• The task:
Locate each line holding the string "belli" and copy it.

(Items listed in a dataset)
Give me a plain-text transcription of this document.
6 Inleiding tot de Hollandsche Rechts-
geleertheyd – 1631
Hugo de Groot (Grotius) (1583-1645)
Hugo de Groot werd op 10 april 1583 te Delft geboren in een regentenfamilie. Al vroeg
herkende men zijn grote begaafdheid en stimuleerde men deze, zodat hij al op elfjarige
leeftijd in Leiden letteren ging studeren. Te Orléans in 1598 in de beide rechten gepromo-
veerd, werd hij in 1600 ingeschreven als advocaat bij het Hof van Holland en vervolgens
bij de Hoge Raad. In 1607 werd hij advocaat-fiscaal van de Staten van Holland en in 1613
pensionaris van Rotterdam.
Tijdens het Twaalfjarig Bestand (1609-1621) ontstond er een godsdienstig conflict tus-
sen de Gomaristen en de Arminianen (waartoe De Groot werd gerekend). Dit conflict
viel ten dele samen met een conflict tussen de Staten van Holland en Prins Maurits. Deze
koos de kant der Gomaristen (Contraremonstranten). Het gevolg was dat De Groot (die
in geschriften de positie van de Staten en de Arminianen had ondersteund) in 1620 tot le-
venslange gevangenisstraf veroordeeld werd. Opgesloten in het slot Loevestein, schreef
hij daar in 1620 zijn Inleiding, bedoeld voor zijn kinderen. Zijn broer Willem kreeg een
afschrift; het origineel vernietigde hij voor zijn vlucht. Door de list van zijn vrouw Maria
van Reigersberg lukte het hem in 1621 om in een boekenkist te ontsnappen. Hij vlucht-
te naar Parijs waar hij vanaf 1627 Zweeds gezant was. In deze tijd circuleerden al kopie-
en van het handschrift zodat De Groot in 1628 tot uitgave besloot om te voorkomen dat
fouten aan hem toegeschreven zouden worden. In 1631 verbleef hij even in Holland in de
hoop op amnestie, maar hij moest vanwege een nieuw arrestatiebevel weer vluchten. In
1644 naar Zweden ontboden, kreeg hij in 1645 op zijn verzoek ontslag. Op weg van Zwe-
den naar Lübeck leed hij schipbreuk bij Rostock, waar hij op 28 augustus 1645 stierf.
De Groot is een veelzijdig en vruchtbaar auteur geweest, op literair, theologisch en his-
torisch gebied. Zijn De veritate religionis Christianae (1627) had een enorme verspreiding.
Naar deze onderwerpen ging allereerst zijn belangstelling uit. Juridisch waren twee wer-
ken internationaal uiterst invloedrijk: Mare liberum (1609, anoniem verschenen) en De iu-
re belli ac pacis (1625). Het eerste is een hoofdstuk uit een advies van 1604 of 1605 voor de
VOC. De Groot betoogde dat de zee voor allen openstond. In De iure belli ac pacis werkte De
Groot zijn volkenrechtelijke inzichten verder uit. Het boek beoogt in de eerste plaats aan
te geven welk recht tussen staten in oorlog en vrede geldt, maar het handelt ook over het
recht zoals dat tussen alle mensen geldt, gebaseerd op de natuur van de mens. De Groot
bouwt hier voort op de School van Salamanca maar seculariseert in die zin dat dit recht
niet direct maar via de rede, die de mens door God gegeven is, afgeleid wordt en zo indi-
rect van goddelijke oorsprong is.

• Full output:
re belli ac pacis (1625). Het eerste is een hoofdstuk uit een advies van 1604 of 1605 voor de
VOC. De Groot betoogde dat de zee voor allen openstond. In De iure belli ac pacis werkte De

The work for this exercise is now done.